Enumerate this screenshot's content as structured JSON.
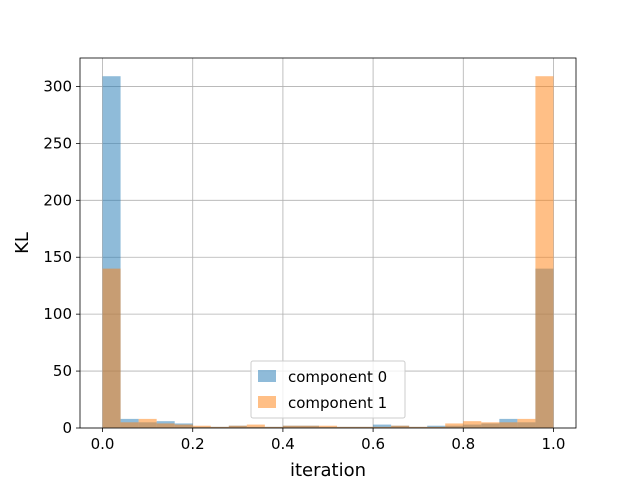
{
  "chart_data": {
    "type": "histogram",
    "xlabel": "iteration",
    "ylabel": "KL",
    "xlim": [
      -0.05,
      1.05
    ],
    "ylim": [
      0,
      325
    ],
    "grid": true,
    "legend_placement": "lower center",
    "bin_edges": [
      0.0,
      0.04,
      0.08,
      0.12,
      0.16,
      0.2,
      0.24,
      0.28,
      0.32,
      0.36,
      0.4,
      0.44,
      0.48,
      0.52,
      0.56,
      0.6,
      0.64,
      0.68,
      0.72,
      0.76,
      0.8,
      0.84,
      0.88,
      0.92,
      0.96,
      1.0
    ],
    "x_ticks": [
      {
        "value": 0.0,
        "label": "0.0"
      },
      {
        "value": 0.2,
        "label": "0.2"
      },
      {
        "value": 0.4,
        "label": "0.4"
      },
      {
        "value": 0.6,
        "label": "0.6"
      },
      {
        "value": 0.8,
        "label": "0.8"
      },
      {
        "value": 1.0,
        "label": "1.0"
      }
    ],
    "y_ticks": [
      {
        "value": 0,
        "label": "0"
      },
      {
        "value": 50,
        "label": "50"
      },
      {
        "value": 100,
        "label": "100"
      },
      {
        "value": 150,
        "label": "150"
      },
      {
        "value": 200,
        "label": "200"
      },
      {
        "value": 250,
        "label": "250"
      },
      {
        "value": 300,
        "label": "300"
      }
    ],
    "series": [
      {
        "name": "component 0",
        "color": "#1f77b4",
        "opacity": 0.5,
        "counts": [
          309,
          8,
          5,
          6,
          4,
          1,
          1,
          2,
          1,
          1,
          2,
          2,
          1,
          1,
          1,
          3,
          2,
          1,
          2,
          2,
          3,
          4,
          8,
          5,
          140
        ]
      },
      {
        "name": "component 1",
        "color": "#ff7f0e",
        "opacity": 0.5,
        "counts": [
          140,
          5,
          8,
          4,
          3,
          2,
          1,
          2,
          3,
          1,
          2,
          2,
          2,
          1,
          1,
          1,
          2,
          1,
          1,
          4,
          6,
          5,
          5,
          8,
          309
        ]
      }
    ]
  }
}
....
What the task requires — Exclude all images and restate the records above word for word.

Result of this task —
Enumerate this screenshot's content as structured JSON.
{
  "chart_data": {
    "type": "histogram",
    "xlabel": "iteration",
    "ylabel": "KL",
    "xlim": [
      -0.05,
      1.05
    ],
    "ylim": [
      0,
      325
    ],
    "grid": true,
    "legend_placement": "lower center",
    "bin_edges": [
      0.0,
      0.04,
      0.08,
      0.12,
      0.16,
      0.2,
      0.24,
      0.28,
      0.32,
      0.36,
      0.4,
      0.44,
      0.48,
      0.52,
      0.56,
      0.6,
      0.64,
      0.68,
      0.72,
      0.76,
      0.8,
      0.84,
      0.88,
      0.92,
      0.96,
      1.0
    ],
    "x_ticks": [
      {
        "value": 0.0,
        "label": "0.0"
      },
      {
        "value": 0.2,
        "label": "0.2"
      },
      {
        "value": 0.4,
        "label": "0.4"
      },
      {
        "value": 0.6,
        "label": "0.6"
      },
      {
        "value": 0.8,
        "label": "0.8"
      },
      {
        "value": 1.0,
        "label": "1.0"
      }
    ],
    "y_ticks": [
      {
        "value": 0,
        "label": "0"
      },
      {
        "value": 50,
        "label": "50"
      },
      {
        "value": 100,
        "label": "100"
      },
      {
        "value": 150,
        "label": "150"
      },
      {
        "value": 200,
        "label": "200"
      },
      {
        "value": 250,
        "label": "250"
      },
      {
        "value": 300,
        "label": "300"
      }
    ],
    "series": [
      {
        "name": "component 0",
        "color": "#1f77b4",
        "opacity": 0.5,
        "counts": [
          309,
          8,
          5,
          6,
          4,
          1,
          1,
          2,
          1,
          1,
          2,
          2,
          1,
          1,
          1,
          3,
          2,
          1,
          2,
          2,
          3,
          4,
          8,
          5,
          140
        ]
      },
      {
        "name": "component 1",
        "color": "#ff7f0e",
        "opacity": 0.5,
        "counts": [
          140,
          5,
          8,
          4,
          3,
          2,
          1,
          2,
          3,
          1,
          2,
          2,
          2,
          1,
          1,
          1,
          2,
          1,
          1,
          4,
          6,
          5,
          5,
          8,
          309
        ]
      }
    ]
  }
}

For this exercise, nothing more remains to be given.